━━━ INFORMATION SUPPLIED ━━━

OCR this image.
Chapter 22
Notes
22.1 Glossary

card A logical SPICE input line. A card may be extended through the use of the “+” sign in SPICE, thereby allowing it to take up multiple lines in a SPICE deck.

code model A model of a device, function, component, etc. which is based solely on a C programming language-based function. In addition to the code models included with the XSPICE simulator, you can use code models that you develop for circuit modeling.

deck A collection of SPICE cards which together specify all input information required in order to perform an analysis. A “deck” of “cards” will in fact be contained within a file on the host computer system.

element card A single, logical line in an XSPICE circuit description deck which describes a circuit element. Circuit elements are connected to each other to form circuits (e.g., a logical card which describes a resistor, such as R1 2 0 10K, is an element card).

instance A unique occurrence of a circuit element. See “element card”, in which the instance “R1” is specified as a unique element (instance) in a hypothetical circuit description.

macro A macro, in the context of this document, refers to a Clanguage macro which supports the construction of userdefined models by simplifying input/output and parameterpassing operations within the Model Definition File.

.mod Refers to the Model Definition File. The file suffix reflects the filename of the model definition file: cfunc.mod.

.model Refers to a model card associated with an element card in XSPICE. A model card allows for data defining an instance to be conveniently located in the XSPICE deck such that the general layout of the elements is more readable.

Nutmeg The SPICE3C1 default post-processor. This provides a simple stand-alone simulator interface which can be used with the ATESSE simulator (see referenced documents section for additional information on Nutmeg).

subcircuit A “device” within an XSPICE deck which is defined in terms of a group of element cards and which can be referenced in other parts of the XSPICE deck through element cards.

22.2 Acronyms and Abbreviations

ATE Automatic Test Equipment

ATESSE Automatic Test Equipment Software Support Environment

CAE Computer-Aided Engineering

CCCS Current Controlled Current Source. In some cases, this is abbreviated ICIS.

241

━━━

WHAT IS REQUIRED.
Output every entry shown above, exactly.

SOLUTION TO THIS PROBLEM.
OCR this image.
Chapter 22
Notes
22.1 Glossary

card A logical SPICE input line. A card may be extended through the use of the “+” sign in SPICE, thereby allowing it to take up multiple lines in a SPICE deck.

code model A model of a device, function, component, etc. which is based solely on a C programming language-based function. In addition to the code models included with the XSPICE simulator, you can use code models that you develop for circuit modeling.

deck A collection of SPICE cards which together specify all input information required in order to perform an analysis. A “deck” of “cards” will in fact be contained within a file on the host computer system.

element card A single, logical line in an XSPICE circuit description deck which describes a circuit element. Circuit elements are connected to each other to form circuits (e.g., a logical card which describes a resistor, such as R1 2 0 10K, is an element card).

instance A unique occurrence of a circuit element. See “element card”, in which the instance “R1” is specified as a unique element (instance) in a hypothetical circuit description.

macro A macro, in the context of this document, refers to a Clanguage macro which supports the construction of userdefined models by simplifying input/output and parameterpassing operations within the Model Definition File.

.mod Refers to the Model Definition File. The file suffix reflects the filename of the model definition file: cfunc.mod.

.model Refers to a model card associated with an element card in XSPICE. A model card allows for data defining an instance to be conveniently located in the XSPICE deck such that the general layout of the elements is more readable.

Nutmeg The SPICE3C1 default post-processor. This provides a simple stand-alone simulator interface which can be used with the ATESSE simulator (see referenced documents section for additional information on Nutmeg).

subcircuit A “device” within an XSPICE deck which is defined in terms of a group of element cards and which can be referenced in other parts of the XSPICE deck through element cards.

22.2 Acronyms and Abbreviations

ATE Automatic Test Equipment

ATESSE Automatic Test Equipment Software Support Environment

CAE Computer-Aided Engineering

CCCS Current Controlled Current Source. In some cases, this is abbreviated ICIS.

241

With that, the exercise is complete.